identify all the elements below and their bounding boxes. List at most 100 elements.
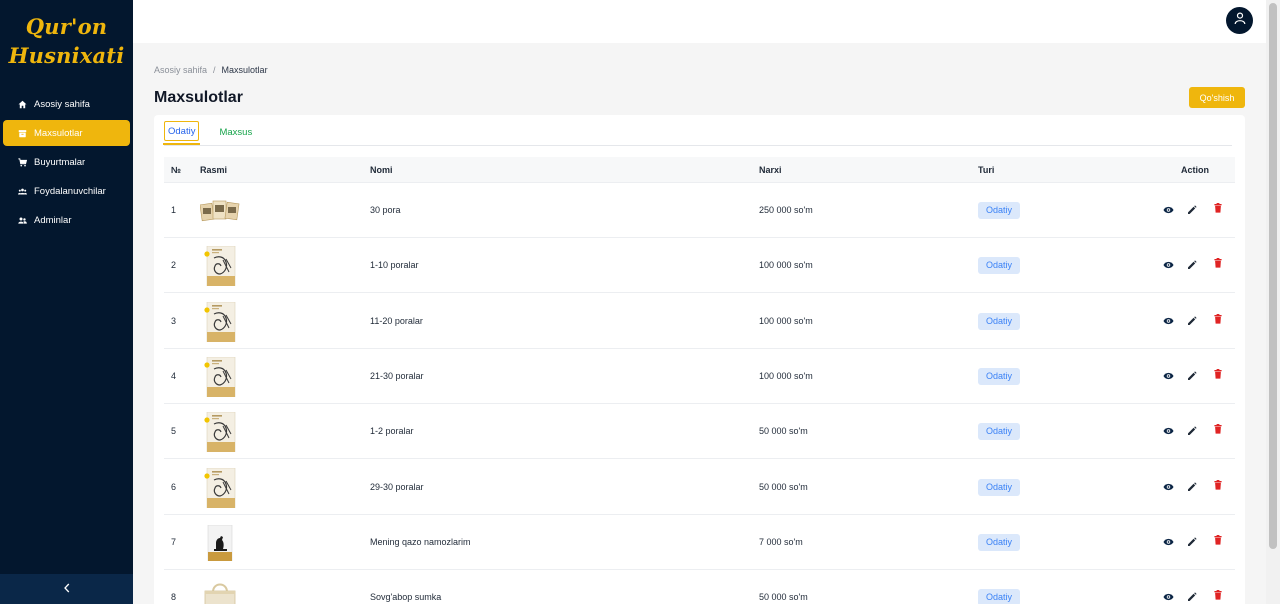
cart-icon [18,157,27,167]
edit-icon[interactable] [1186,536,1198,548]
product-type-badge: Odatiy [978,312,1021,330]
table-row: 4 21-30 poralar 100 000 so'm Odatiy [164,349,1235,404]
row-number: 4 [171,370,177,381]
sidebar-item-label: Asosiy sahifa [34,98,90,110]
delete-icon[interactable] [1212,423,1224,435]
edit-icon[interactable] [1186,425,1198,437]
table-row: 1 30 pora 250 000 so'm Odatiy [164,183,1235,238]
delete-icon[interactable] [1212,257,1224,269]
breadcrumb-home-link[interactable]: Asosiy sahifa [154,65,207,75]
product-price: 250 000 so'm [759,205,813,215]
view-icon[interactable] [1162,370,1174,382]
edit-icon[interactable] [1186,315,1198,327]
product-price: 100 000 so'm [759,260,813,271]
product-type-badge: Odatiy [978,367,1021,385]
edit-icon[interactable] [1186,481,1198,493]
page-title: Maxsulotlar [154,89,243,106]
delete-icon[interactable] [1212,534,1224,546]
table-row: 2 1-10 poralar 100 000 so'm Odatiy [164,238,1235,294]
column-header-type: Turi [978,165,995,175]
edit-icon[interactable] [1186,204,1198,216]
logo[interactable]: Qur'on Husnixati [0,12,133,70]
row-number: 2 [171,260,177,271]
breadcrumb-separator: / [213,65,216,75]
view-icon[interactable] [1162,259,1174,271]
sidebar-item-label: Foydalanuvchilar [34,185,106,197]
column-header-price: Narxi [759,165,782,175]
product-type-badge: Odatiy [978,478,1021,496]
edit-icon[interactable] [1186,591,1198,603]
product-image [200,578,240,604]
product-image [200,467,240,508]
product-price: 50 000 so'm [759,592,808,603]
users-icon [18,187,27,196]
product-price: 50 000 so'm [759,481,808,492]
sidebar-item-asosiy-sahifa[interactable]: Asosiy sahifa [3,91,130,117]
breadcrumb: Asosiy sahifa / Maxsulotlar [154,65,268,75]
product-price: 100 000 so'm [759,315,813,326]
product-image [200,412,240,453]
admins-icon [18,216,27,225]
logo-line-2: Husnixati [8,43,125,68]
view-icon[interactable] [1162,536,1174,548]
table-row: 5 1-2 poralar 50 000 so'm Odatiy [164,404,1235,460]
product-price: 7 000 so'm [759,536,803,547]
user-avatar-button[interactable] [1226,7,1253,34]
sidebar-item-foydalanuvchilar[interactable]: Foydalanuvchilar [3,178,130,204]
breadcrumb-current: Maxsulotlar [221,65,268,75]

_ _ _ _ _

## STATED TASK
Reproduce the lines between the one holding "cart-icon [18,157,27,167]" and the one holding "users-icon [18,187,27,196]", inclusive, substituting "pencil-icon" for every "edit-icon" and leaving everything else unchanged.

## ANSWER TO THIS EXERCISE
cart-icon [18,157,27,167]
pencil-icon[interactable] [1186,536,1198,548]
product-type-badge: Odatiy [978,312,1021,330]
table-row: 4 21-30 poralar 100 000 so'm Odatiy [164,349,1235,404]
row-number: 4 [171,370,177,381]
sidebar-item-label: Asosiy sahifa [34,98,90,110]
delete-icon[interactable] [1212,423,1224,435]
pencil-icon[interactable] [1186,425,1198,437]
table-row: 1 30 pora 250 000 so'm Odatiy [164,183,1235,238]
delete-icon[interactable] [1212,257,1224,269]
breadcrumb-home-link[interactable]: Asosiy sahifa [154,65,207,75]
product-price: 250 000 so'm [759,205,813,215]
view-icon[interactable] [1162,370,1174,382]
pencil-icon[interactable] [1186,315,1198,327]
product-price: 100 000 so'm [759,260,813,271]
product-type-badge: Odatiy [978,367,1021,385]
pencil-icon[interactable] [1186,481,1198,493]
page-title: Maxsulotlar [154,89,243,106]
delete-icon[interactable] [1212,534,1224,546]
table-row: 2 1-10 poralar 100 000 so'm Odatiy [164,238,1235,294]
column-header-type: Turi [978,165,995,175]
pencil-icon[interactable] [1186,204,1198,216]
logo[interactable]: Qur'on Husnixati [0,12,133,70]
row-number: 2 [171,260,177,271]
breadcrumb-separator: / [213,65,216,75]
view-icon[interactable] [1162,259,1174,271]
sidebar-item-label: Foydalanuvchilar [34,185,106,197]
column-header-price: Narxi [759,165,782,175]
product-type-badge: Odatiy [978,478,1021,496]
pencil-icon[interactable] [1186,591,1198,603]
product-image [200,578,240,604]
product-image [200,467,240,508]
product-price: 50 000 so'm [759,592,808,603]
users-icon [18,187,27,196]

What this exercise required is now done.